DATA

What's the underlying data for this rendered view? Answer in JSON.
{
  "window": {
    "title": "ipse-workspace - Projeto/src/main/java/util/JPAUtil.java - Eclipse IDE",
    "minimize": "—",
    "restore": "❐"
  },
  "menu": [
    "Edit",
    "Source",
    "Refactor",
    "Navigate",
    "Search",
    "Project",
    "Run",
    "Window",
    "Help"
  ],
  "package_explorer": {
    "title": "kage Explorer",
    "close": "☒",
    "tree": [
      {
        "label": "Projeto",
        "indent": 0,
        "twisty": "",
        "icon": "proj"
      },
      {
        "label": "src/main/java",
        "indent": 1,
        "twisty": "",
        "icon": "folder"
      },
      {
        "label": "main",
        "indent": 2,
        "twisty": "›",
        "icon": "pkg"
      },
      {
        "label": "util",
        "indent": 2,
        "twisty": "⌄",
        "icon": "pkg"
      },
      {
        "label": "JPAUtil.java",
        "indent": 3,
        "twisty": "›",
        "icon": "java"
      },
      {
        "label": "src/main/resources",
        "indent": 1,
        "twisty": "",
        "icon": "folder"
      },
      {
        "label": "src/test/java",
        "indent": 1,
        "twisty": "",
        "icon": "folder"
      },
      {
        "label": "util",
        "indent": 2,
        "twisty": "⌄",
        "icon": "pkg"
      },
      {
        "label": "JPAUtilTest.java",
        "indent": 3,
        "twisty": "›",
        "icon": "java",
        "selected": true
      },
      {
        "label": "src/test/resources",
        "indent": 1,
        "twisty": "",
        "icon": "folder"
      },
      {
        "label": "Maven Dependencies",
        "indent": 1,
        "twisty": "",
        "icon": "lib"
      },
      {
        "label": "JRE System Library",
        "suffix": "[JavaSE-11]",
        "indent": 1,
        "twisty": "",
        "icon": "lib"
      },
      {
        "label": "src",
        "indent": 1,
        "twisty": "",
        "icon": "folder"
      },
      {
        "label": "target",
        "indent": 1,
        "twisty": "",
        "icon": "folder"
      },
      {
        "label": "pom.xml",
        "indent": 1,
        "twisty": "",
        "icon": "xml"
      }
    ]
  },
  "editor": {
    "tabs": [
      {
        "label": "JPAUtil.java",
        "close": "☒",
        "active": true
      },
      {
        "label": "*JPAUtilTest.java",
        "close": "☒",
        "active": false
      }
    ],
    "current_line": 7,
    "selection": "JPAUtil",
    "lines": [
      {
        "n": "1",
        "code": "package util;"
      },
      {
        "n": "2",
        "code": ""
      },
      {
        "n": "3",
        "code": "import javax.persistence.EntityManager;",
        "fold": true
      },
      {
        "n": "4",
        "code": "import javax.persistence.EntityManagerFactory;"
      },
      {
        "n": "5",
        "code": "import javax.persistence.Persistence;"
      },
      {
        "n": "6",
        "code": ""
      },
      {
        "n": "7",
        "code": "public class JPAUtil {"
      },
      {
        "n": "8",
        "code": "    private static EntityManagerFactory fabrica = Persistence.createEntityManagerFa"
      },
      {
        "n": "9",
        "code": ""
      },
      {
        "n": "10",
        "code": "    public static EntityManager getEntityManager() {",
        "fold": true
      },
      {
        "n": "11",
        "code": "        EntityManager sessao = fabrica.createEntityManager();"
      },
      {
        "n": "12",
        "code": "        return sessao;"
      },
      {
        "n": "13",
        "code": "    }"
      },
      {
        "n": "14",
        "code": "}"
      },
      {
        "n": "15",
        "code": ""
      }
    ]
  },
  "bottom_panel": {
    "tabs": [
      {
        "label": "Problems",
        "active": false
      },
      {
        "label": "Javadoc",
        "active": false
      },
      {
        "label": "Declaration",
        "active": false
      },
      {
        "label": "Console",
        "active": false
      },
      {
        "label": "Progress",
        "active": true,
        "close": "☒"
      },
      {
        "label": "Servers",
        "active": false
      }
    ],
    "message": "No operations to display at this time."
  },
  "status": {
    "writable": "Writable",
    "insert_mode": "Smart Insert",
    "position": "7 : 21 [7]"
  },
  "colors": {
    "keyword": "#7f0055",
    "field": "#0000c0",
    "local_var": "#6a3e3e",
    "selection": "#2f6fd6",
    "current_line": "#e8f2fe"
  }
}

SHORT TASK
Every record should be given again exactly.

RESULT OF THE TASK
What's the underlying data for this rendered view? Answer in JSON.
{
  "window": {
    "title": "ipse-workspace - Projeto/src/main/java/util/JPAUtil.java - Eclipse IDE",
    "minimize": "—",
    "restore": "❐"
  },
  "menu": [
    "Edit",
    "Source",
    "Refactor",
    "Navigate",
    "Search",
    "Project",
    "Run",
    "Window",
    "Help"
  ],
  "package_explorer": {
    "title": "kage Explorer",
    "close": "☒",
    "tree": [
      {
        "label": "Projeto",
        "indent": 0,
        "twisty": "",
        "icon": "proj"
      },
      {
        "label": "src/main/java",
        "indent": 1,
        "twisty": "",
        "icon": "folder"
      },
      {
        "label": "main",
        "indent": 2,
        "twisty": "›",
        "icon": "pkg"
      },
      {
        "label": "util",
        "indent": 2,
        "twisty": "⌄",
        "icon": "pkg"
      },
      {
        "label": "JPAUtil.java",
        "indent": 3,
        "twisty": "›",
        "icon": "java"
      },
      {
        "label": "src/main/resources",
        "indent": 1,
        "twisty": "",
        "icon": "folder"
      },
      {
        "label": "src/test/java",
        "indent": 1,
        "twisty": "",
        "icon": "folder"
      },
      {
        "label": "util",
        "indent": 2,
        "twisty": "⌄",
        "icon": "pkg"
      },
      {
        "label": "JPAUtilTest.java",
        "indent": 3,
        "twisty": "›",
        "icon": "java",
        "selected": true
      },
      {
        "label": "src/test/resources",
        "indent": 1,
        "twisty": "",
        "icon": "folder"
      },
      {
        "label": "Maven Dependencies",
        "indent": 1,
        "twisty": "",
        "icon": "lib"
      },
      {
        "label": "JRE System Library",
        "suffix": "[JavaSE-11]",
        "indent": 1,
        "twisty": "",
        "icon": "lib"
      },
      {
        "label": "src",
        "indent": 1,
        "twisty": "",
        "icon": "folder"
      },
      {
        "label": "target",
        "indent": 1,
        "twisty": "",
        "icon": "folder"
      },
      {
        "label": "pom.xml",
        "indent": 1,
        "twisty": "",
        "icon": "xml"
      }
    ]
  },
  "editor": {
    "tabs": [
      {
        "label": "JPAUtil.java",
        "close": "☒",
        "active": true
      },
      {
        "label": "*JPAUtilTest.java",
        "close": "☒",
        "active": false
      }
    ],
    "current_line": 7,
    "selection": "JPAUtil",
    "lines": [
      {
        "n": "1",
        "code": "package util;"
      },
      {
        "n": "2",
        "code": ""
      },
      {
        "n": "3",
        "code": "import javax.persistence.EntityManager;",
        "fold": true
      },
      {
        "n": "4",
        "code": "import javax.persistence.EntityManagerFactory;"
      },
      {
        "n": "5",
        "code": "import javax.persistence.Persistence;"
      },
      {
        "n": "6",
        "code": ""
      },
      {
        "n": "7",
        "code": "public class JPAUtil {"
      },
      {
        "n": "8",
        "code": "    private static EntityManagerFactory fabrica = Persistence.createEntityManagerFa"
      },
      {
        "n": "9",
        "code": ""
      },
      {
        "n": "10",
        "code": "    public static EntityManager getEntityManager() {",
        "fold": true
      },
      {
        "n": "11",
        "code": "        EntityManager sessao = fabrica.createEntityManager();"
      },
      {
        "n": "12",
        "code": "        return sessao;"
      },
      {
        "n": "13",
        "code": "    }"
      },
      {
        "n": "14",
        "code": "}"
      },
      {
        "n": "15",
        "code": ""
      }
    ]
  },
  "bottom_panel": {
    "tabs": [
      {
        "label": "Problems",
        "active": false
      },
      {
        "label": "Javadoc",
        "active": false
      },
      {
        "label": "Declaration",
        "active": false
      },
      {
        "label": "Console",
        "active": false
      },
      {
        "label": "Progress",
        "active": true,
        "close": "☒"
      },
      {
        "label": "Servers",
        "active": false
      }
    ],
    "message": "No operations to display at this time."
  },
  "status": {
    "writable": "Writable",
    "insert_mode": "Smart Insert",
    "position": "7 : 21 [7]"
  },
  "colors": {
    "keyword": "#7f0055",
    "field": "#0000c0",
    "local_var": "#6a3e3e",
    "selection": "#2f6fd6",
    "current_line": "#e8f2fe"
  }
}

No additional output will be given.